### RECORDS FOR PROCESSING

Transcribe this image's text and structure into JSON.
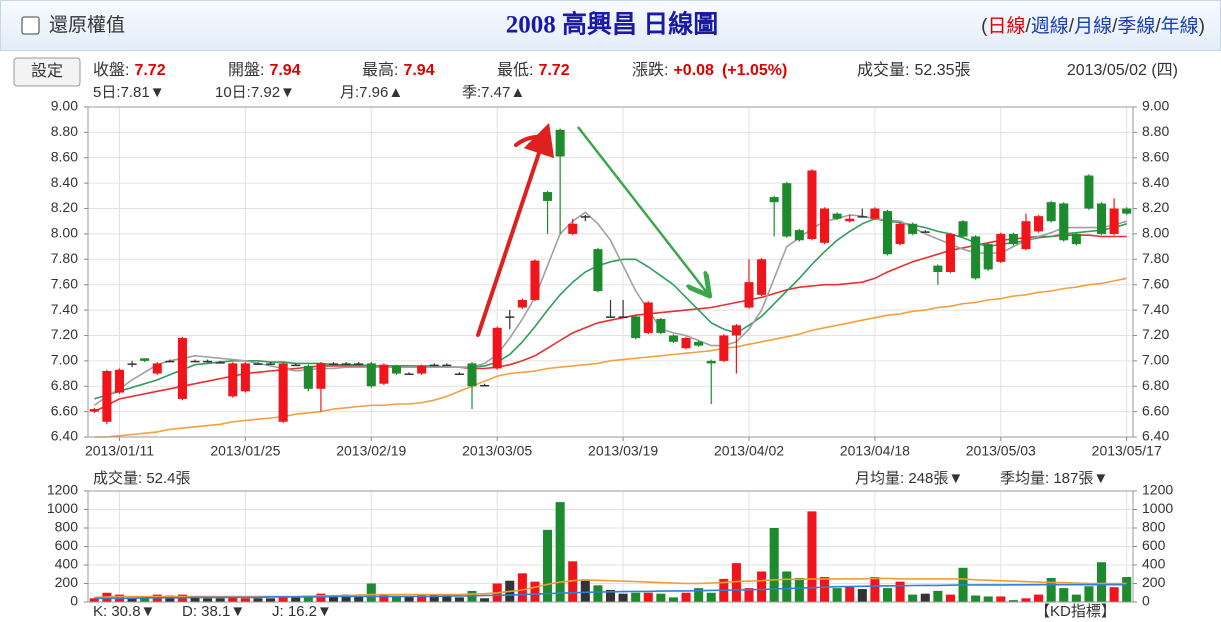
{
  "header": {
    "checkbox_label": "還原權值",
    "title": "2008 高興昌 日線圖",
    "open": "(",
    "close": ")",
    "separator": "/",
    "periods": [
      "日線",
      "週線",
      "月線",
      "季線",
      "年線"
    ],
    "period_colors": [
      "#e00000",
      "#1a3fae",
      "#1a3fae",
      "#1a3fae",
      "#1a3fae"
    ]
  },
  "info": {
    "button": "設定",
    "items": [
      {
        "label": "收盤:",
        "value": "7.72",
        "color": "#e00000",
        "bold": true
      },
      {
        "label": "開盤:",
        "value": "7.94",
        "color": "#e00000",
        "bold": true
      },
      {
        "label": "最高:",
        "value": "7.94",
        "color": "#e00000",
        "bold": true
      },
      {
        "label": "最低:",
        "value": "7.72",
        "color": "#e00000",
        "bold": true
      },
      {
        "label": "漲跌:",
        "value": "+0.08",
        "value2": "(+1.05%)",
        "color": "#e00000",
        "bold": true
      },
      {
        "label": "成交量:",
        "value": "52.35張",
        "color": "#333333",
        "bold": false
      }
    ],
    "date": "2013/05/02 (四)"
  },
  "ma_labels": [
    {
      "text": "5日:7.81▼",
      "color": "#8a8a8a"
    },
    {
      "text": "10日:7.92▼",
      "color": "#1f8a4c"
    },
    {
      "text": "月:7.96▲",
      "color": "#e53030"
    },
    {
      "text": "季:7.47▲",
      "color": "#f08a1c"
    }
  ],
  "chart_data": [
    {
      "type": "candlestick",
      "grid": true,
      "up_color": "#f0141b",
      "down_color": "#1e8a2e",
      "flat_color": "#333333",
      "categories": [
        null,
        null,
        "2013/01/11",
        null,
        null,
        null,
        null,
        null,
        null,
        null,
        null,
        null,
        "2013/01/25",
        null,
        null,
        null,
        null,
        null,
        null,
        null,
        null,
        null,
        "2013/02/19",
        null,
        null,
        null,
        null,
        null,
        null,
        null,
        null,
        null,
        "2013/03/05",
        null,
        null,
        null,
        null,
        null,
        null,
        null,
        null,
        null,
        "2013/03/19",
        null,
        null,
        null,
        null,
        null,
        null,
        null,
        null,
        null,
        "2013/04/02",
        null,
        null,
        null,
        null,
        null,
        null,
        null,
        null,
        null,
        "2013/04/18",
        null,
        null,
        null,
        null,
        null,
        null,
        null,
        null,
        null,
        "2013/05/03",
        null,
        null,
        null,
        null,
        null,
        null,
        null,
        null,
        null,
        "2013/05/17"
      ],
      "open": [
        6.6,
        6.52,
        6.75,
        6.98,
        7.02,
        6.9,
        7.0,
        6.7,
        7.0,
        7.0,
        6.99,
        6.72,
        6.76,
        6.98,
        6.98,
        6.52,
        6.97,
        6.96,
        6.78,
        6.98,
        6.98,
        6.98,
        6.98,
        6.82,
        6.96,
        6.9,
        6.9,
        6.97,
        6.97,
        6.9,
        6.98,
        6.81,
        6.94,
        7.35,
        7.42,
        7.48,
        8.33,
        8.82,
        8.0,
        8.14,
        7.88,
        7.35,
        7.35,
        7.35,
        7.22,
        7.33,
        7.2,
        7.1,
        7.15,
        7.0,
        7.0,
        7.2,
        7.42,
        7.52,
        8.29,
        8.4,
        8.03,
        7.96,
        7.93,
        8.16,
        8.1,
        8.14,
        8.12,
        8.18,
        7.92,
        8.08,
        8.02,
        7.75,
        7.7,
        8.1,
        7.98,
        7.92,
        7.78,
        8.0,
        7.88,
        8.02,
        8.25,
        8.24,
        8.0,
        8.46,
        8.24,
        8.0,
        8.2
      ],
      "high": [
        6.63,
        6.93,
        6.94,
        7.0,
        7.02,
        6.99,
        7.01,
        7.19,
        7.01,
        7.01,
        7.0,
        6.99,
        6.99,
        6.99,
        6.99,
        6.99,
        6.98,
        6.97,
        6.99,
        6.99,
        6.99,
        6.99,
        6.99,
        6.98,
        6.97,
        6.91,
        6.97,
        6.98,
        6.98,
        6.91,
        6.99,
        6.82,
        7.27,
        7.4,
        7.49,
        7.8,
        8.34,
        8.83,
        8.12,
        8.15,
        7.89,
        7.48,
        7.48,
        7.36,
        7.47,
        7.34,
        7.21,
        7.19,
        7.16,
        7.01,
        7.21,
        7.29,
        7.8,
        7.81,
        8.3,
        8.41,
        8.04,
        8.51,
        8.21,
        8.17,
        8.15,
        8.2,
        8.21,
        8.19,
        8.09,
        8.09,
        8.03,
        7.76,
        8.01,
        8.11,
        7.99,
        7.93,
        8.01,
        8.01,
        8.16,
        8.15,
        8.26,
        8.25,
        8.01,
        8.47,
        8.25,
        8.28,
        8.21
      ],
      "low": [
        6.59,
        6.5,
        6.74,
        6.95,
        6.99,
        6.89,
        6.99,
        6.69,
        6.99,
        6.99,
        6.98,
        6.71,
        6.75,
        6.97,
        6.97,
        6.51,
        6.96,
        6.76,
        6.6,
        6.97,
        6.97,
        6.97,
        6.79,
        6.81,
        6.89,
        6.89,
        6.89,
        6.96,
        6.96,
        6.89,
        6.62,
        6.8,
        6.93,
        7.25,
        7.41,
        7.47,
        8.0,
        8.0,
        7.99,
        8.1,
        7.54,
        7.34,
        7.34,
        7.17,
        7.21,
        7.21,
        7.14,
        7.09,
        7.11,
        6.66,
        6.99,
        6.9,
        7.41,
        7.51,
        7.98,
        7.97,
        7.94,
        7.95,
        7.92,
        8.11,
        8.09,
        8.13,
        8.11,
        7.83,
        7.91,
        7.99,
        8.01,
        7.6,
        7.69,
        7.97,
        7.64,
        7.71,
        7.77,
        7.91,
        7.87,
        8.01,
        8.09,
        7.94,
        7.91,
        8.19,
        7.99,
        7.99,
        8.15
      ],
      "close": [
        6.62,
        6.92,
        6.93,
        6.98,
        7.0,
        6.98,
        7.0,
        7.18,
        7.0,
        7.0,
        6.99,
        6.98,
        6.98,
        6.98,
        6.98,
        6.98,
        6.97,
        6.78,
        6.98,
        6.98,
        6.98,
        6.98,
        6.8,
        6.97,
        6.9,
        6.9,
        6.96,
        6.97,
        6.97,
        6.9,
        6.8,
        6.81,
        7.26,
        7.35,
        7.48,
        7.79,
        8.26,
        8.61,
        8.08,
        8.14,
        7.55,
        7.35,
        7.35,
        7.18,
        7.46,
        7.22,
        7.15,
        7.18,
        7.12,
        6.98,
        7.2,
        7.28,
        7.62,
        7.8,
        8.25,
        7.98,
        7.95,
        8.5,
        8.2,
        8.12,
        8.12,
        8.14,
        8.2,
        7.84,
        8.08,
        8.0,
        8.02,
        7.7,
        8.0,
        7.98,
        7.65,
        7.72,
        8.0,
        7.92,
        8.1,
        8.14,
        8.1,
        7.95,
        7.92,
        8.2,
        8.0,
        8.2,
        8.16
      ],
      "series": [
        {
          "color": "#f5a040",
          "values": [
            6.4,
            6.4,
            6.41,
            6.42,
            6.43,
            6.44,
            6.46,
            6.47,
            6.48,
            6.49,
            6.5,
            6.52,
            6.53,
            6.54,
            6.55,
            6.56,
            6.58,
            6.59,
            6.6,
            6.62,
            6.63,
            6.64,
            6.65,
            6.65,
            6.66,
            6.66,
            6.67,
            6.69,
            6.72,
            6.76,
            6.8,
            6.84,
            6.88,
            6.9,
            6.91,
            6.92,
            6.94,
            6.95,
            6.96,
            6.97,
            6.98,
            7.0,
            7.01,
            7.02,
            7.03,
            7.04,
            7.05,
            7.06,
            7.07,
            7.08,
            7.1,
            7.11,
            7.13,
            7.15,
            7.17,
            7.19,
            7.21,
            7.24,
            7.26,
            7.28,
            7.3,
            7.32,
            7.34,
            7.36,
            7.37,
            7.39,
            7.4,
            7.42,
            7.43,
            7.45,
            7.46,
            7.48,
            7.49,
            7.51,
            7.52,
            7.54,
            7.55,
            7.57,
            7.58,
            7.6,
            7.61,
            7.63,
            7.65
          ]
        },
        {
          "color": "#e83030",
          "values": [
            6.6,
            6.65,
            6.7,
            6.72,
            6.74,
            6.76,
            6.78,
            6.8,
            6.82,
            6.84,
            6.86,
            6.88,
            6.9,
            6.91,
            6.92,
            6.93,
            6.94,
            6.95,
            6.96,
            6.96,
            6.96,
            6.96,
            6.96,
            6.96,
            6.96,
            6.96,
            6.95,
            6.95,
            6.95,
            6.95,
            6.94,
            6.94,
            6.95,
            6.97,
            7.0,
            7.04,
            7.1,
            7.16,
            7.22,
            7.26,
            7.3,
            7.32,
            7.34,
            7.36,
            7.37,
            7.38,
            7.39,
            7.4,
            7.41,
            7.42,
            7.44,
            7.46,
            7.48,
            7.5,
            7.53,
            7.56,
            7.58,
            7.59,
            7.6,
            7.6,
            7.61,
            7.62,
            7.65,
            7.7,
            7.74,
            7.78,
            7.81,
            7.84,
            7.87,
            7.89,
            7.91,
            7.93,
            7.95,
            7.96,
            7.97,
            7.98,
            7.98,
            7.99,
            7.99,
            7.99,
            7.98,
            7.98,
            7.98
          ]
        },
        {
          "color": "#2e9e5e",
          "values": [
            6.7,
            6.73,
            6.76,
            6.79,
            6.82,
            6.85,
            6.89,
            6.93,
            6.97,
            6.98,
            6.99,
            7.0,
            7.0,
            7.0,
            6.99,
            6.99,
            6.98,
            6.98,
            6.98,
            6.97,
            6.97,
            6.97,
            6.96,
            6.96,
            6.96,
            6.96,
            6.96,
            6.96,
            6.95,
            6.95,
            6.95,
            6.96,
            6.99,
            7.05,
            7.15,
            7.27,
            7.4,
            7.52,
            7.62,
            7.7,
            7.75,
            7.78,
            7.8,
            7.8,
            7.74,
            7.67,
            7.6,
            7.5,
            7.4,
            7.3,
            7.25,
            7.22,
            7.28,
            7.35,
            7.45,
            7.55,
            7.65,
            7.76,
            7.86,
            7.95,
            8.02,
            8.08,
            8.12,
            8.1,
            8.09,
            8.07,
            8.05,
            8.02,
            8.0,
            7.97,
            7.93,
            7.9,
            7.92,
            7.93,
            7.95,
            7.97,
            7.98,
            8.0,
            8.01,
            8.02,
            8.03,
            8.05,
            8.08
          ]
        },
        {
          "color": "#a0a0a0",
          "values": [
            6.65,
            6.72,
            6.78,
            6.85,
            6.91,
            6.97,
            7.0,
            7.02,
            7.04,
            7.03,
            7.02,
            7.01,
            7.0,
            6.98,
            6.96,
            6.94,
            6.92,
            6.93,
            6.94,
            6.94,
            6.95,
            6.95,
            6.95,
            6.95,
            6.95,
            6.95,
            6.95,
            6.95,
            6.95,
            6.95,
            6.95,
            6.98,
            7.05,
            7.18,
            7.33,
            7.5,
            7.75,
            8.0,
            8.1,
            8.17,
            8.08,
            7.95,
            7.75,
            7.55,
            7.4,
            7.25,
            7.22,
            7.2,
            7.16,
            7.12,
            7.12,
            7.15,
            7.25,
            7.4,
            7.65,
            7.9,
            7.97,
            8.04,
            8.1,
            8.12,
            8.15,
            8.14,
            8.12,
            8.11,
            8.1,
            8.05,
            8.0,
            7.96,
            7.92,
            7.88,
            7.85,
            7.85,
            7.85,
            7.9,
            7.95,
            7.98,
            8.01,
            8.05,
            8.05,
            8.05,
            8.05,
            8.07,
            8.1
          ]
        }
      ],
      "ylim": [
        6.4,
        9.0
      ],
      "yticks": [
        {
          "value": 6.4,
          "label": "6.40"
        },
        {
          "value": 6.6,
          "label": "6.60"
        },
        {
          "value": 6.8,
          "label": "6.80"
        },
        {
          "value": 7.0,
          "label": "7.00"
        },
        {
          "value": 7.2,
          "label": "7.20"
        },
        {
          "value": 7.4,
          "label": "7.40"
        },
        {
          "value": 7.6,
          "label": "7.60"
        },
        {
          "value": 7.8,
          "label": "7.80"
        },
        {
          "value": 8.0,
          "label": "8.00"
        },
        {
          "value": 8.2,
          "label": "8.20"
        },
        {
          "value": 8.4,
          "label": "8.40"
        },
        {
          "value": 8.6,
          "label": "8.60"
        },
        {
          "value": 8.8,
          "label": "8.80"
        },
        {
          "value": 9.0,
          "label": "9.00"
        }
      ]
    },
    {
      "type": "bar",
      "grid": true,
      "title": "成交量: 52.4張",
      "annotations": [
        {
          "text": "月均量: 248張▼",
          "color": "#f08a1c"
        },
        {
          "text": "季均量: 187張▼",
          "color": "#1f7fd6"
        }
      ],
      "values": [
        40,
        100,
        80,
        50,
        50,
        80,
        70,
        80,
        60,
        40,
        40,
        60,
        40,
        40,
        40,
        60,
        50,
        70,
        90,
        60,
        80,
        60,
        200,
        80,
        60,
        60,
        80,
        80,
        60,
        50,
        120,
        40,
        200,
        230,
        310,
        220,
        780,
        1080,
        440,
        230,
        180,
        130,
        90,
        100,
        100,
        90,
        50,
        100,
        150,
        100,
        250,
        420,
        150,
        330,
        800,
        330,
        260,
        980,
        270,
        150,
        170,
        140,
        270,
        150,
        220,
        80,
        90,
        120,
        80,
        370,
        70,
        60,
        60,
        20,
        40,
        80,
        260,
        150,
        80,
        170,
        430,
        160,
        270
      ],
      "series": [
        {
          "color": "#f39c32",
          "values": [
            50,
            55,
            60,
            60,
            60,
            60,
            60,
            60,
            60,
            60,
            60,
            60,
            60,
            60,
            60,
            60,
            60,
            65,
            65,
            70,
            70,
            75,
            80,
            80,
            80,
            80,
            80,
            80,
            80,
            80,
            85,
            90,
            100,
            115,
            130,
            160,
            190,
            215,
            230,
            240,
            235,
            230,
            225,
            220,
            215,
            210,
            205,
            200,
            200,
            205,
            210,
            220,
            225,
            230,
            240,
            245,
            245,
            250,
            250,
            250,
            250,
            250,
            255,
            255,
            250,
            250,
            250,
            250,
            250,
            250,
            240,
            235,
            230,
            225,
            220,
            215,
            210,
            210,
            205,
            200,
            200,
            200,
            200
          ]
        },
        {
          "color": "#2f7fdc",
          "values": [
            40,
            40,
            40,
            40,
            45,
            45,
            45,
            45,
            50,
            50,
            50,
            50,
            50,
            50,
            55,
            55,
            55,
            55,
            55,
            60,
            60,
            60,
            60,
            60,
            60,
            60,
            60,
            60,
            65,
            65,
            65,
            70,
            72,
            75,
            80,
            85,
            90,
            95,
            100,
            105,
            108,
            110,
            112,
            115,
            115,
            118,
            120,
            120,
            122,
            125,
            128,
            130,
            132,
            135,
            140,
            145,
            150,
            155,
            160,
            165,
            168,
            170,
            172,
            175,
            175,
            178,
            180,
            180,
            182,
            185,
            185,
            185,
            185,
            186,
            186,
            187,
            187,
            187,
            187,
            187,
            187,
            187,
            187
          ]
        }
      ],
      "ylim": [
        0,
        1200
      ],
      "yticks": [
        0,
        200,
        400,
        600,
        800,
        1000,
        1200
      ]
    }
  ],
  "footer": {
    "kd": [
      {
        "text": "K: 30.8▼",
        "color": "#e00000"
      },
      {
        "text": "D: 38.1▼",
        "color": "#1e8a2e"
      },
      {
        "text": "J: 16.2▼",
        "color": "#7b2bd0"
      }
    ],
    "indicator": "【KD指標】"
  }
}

######

- _THE EXERCISE_
Copy each line above containing the string "text".

- _RESULT OF THIS EXERCISE_
Transcribe this image's text and structure into JSON.
      "text": "5日:7.81▼",
      "text": "10日:7.92▼",
      "text": "月:7.96▲",
      "text": "季:7.47▲",
          "text": "月均量: 248張▼",
          "text": "季均量: 187張▼",
        "text": "K: 30.8▼",
        "text": "D: 38.1▼",
        "text": "J: 16.2▼",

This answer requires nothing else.